Data entries:
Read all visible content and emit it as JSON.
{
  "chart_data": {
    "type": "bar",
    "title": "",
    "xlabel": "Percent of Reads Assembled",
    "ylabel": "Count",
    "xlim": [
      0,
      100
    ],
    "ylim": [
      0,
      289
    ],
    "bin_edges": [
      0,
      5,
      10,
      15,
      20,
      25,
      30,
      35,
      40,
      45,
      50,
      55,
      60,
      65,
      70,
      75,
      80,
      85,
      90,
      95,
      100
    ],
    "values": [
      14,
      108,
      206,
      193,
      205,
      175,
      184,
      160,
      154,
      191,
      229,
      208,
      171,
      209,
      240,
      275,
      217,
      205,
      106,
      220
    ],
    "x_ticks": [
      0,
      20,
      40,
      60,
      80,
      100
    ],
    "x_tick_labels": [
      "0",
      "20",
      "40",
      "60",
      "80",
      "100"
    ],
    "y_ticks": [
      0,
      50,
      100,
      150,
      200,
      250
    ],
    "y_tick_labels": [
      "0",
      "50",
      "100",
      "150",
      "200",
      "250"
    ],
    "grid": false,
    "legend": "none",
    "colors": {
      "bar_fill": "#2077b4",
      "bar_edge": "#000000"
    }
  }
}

→ **WHAT YOU WILL DO**
Quote every entry exactly.

→ **ANSWER TO THIS TASK**
Read all visible content and emit it as JSON.
{
  "chart_data": {
    "type": "bar",
    "title": "",
    "xlabel": "Percent of Reads Assembled",
    "ylabel": "Count",
    "xlim": [
      0,
      100
    ],
    "ylim": [
      0,
      289
    ],
    "bin_edges": [
      0,
      5,
      10,
      15,
      20,
      25,
      30,
      35,
      40,
      45,
      50,
      55,
      60,
      65,
      70,
      75,
      80,
      85,
      90,
      95,
      100
    ],
    "values": [
      14,
      108,
      206,
      193,
      205,
      175,
      184,
      160,
      154,
      191,
      229,
      208,
      171,
      209,
      240,
      275,
      217,
      205,
      106,
      220
    ],
    "x_ticks": [
      0,
      20,
      40,
      60,
      80,
      100
    ],
    "x_tick_labels": [
      "0",
      "20",
      "40",
      "60",
      "80",
      "100"
    ],
    "y_ticks": [
      0,
      50,
      100,
      150,
      200,
      250
    ],
    "y_tick_labels": [
      "0",
      "50",
      "100",
      "150",
      "200",
      "250"
    ],
    "grid": false,
    "legend": "none",
    "colors": {
      "bar_fill": "#2077b4",
      "bar_edge": "#000000"
    }
  }
}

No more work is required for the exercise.